(Entries from a collection)
_ _ _ _ _ _ _

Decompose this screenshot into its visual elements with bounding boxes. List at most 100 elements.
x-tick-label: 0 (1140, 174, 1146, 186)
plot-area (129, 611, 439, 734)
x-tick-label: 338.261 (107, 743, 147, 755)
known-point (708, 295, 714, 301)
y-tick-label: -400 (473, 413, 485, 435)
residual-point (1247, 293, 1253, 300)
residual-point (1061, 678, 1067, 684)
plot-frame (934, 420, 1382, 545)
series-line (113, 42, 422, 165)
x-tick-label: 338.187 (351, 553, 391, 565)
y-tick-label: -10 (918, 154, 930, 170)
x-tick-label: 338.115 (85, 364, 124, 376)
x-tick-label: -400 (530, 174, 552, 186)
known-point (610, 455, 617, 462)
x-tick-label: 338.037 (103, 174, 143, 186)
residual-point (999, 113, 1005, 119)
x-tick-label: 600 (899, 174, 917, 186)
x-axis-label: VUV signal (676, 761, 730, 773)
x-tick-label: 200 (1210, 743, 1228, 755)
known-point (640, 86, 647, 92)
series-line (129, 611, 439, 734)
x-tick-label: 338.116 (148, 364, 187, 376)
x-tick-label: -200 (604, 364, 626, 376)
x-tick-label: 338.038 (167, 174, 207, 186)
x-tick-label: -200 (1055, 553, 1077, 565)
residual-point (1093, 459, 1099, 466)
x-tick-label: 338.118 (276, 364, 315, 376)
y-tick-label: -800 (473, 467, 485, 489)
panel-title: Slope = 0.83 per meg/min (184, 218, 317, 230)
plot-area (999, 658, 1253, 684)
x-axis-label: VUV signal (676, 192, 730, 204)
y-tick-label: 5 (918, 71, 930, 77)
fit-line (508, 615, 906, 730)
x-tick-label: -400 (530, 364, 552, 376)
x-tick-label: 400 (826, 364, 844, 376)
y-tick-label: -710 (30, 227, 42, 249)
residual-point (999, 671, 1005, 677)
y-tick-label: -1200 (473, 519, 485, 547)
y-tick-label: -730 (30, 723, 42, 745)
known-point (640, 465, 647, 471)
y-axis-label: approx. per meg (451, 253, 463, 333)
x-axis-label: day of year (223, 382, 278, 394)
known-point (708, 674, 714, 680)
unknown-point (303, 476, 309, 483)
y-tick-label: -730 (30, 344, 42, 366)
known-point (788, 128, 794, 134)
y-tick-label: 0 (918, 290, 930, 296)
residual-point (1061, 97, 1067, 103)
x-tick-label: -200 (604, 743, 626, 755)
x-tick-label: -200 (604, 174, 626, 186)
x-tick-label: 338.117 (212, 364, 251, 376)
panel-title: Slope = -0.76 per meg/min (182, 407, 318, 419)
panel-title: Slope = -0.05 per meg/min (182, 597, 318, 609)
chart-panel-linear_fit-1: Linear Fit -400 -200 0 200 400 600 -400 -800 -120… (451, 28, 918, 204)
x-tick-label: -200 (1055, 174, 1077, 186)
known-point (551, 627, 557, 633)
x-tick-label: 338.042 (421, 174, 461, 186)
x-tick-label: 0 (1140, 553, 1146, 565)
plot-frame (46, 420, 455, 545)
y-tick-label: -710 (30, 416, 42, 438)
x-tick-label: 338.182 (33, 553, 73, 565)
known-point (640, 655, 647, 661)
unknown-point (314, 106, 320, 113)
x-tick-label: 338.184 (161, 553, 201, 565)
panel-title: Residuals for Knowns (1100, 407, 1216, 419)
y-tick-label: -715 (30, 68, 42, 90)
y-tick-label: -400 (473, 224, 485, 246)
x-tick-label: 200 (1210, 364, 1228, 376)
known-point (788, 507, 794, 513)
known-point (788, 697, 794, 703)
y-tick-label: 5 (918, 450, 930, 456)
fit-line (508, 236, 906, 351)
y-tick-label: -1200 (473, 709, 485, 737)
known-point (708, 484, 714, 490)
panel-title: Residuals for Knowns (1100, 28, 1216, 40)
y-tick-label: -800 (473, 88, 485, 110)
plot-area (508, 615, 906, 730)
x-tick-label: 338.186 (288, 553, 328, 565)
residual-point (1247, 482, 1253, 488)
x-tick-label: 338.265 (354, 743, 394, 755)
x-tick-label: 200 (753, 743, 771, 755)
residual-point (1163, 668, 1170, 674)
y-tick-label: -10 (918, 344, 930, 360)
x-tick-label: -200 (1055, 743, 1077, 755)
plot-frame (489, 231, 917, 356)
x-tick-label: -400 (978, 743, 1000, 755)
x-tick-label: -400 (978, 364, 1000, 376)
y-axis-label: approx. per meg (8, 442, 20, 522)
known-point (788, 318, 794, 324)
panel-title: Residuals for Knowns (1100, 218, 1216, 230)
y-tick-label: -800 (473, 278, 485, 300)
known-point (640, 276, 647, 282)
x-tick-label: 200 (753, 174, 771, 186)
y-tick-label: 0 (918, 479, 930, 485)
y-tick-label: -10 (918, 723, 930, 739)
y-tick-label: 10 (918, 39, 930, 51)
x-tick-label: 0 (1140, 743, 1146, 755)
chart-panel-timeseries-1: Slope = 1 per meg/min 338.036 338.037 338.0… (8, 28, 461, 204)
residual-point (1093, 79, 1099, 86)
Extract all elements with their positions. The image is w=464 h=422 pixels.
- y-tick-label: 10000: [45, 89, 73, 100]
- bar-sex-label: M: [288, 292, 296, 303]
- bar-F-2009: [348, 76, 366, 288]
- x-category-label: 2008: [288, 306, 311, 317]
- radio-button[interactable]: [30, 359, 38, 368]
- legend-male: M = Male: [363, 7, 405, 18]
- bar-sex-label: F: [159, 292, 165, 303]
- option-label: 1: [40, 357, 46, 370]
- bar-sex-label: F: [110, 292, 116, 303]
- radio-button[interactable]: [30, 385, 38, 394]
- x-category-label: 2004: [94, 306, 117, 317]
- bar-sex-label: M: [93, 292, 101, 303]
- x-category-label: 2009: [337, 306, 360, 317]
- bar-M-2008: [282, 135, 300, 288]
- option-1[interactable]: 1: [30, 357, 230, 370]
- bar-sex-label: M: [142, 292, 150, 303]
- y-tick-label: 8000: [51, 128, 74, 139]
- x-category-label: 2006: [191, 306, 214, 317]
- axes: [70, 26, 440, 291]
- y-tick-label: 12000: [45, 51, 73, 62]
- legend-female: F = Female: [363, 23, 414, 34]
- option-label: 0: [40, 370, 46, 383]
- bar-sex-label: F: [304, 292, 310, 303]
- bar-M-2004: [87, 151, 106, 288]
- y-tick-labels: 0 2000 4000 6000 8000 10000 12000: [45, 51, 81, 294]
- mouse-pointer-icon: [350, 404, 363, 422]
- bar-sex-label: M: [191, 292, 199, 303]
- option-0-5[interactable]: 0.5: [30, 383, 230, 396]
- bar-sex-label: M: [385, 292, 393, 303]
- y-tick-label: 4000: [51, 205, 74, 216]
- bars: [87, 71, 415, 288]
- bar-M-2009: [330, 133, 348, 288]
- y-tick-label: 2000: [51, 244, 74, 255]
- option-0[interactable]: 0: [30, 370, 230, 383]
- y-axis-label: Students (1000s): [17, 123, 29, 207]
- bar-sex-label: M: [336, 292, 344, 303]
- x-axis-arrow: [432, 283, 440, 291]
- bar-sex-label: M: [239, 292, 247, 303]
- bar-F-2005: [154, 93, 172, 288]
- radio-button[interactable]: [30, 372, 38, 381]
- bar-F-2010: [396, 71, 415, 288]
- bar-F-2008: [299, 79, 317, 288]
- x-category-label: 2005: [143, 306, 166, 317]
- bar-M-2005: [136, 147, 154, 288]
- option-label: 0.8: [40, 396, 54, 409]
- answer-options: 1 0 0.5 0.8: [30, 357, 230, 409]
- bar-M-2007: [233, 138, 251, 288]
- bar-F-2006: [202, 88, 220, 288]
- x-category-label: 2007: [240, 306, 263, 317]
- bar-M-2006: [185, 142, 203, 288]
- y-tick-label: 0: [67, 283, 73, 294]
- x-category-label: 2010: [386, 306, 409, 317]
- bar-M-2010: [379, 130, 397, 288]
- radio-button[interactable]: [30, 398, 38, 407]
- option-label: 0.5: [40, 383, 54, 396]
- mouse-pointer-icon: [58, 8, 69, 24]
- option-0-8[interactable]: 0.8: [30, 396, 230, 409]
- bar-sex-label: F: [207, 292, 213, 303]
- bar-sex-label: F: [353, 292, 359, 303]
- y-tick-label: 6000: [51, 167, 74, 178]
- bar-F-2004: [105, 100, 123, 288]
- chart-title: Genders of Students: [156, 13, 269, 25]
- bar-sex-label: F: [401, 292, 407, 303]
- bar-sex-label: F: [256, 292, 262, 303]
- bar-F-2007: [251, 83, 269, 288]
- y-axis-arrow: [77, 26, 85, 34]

_ _ _ _ _ _ _

* [Given instruction] Convert the entries from their first line through the line containing "x-tick-label: 338.118 (276, 364, 315, 376)" into a JSON list of strings, one string per line, leaving out any blank lines.

* [Solution to this exercise]
[
  "Decompose this screenshot into its visual elements with bounding boxes. List at most 100 elements.",
  "x-tick-label: 0 (1140, 174, 1146, 186)",
  "plot-area (129, 611, 439, 734)",
  "x-tick-label: 338.261 (107, 743, 147, 755)",
  "known-point (708, 295, 714, 301)",
  "y-tick-label: -400 (473, 413, 485, 435)",
  "residual-point (1247, 293, 1253, 300)",
  "residual-point (1061, 678, 1067, 684)",
  "plot-frame (934, 420, 1382, 545)",
  "series-line (113, 42, 422, 165)",
  "x-tick-label: 338.187 (351, 553, 391, 565)",
  "y-tick-label: -10 (918, 154, 930, 170)",
  "x-tick-label: 338.115 (85, 364, 124, 376)",
  "x-tick-label: -400 (530, 174, 552, 186)",
  "known-point (610, 455, 617, 462)",
  "x-tick-label: 338.037 (103, 174, 143, 186)",
  "residual-point (999, 113, 1005, 119)",
  "x-tick-label: 600 (899, 174, 917, 186)",
  "x-axis-label: VUV signal (676, 761, 730, 773)",
  "x-tick-label: 200 (1210, 743, 1228, 755)",
  "known-point (640, 86, 647, 92)",
  "series-line (129, 611, 439, 734)",
  "x-tick-label: 338.116 (148, 364, 187, 376)",
  "x-tick-label: -200 (604, 364, 626, 376)",
  "x-tick-label: 338.038 (167, 174, 207, 186)",
  "x-tick-label: -200 (1055, 553, 1077, 565)",
  "residual-point (1093, 459, 1099, 466)",
  "x-tick-label: 338.118 (276, 364, 315, 376)"
]